» **Set problem**
Note each line of the listing that contains the string "работоспособность", and copy it.

(Saved data entries)
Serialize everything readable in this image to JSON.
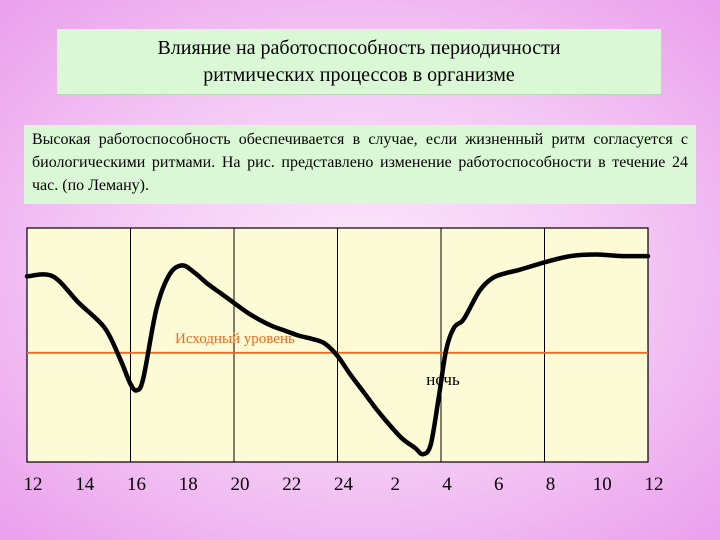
{
  "slide": {
    "title_line1": "Влияние на работоспособность периодичности",
    "title_line2": "ритмических процессов в организме",
    "description": "Высокая работоспособность обеспечивается в случае, если жизненный ритм согласуется с биологическими ритмами. На рис. представлено изменение работоспособности в течение 24 час. (по Леману)."
  },
  "chart_data": {
    "type": "line",
    "title": "",
    "xlabel": "",
    "ylabel": "",
    "x_tick_labels": [
      "12",
      "14",
      "16",
      "18",
      "20",
      "22",
      "24",
      "2",
      "4",
      "6",
      "8",
      "10",
      "12"
    ],
    "x_hours_elapsed_range": [
      0,
      24
    ],
    "baseline": {
      "label": "Исходный уровень",
      "value": 0,
      "color": "#ee6a1f"
    },
    "annotation": {
      "text": "ночь",
      "x": 16
    },
    "y_range": [
      -3.5,
      4
    ],
    "grid": "vertical",
    "line_color": "#000000",
    "background_color": "#fdfbd6",
    "series": [
      {
        "x": [
          0,
          1,
          2,
          3,
          3.6,
          4,
          4.25,
          4.5,
          5,
          5.5,
          6,
          6.5,
          7,
          7.5,
          8,
          8.5,
          9,
          9.5,
          10,
          10.5,
          11,
          11.5,
          12,
          12.5,
          13,
          13.5,
          14,
          14.5,
          15,
          15.3,
          15.6,
          15.9,
          16.2,
          16.5,
          16.8,
          17,
          17.5,
          18,
          18.5,
          19,
          20,
          21,
          22,
          23,
          24
        ],
        "y": [
          2.45,
          2.45,
          1.6,
          0.8,
          -0.2,
          -1.0,
          -1.2,
          -0.8,
          1.4,
          2.5,
          2.8,
          2.55,
          2.2,
          1.9,
          1.6,
          1.3,
          1.05,
          0.85,
          0.7,
          0.55,
          0.45,
          0.3,
          -0.1,
          -0.7,
          -1.25,
          -1.8,
          -2.3,
          -2.75,
          -3.05,
          -3.25,
          -2.95,
          -1.5,
          0.1,
          0.8,
          1.0,
          1.25,
          2.0,
          2.4,
          2.55,
          2.65,
          2.9,
          3.1,
          3.15,
          3.1,
          3.1
        ]
      }
    ]
  }
}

» **Task answer**
    "title_line1": "Влияние на работоспособность периодичности",
    "description": "Высокая работоспособность обеспечивается в случае, если жизненный ритм согласуется с биологическими ритмами. На рис. представлено изменение работоспособности в течение 24 час. (по Леману)."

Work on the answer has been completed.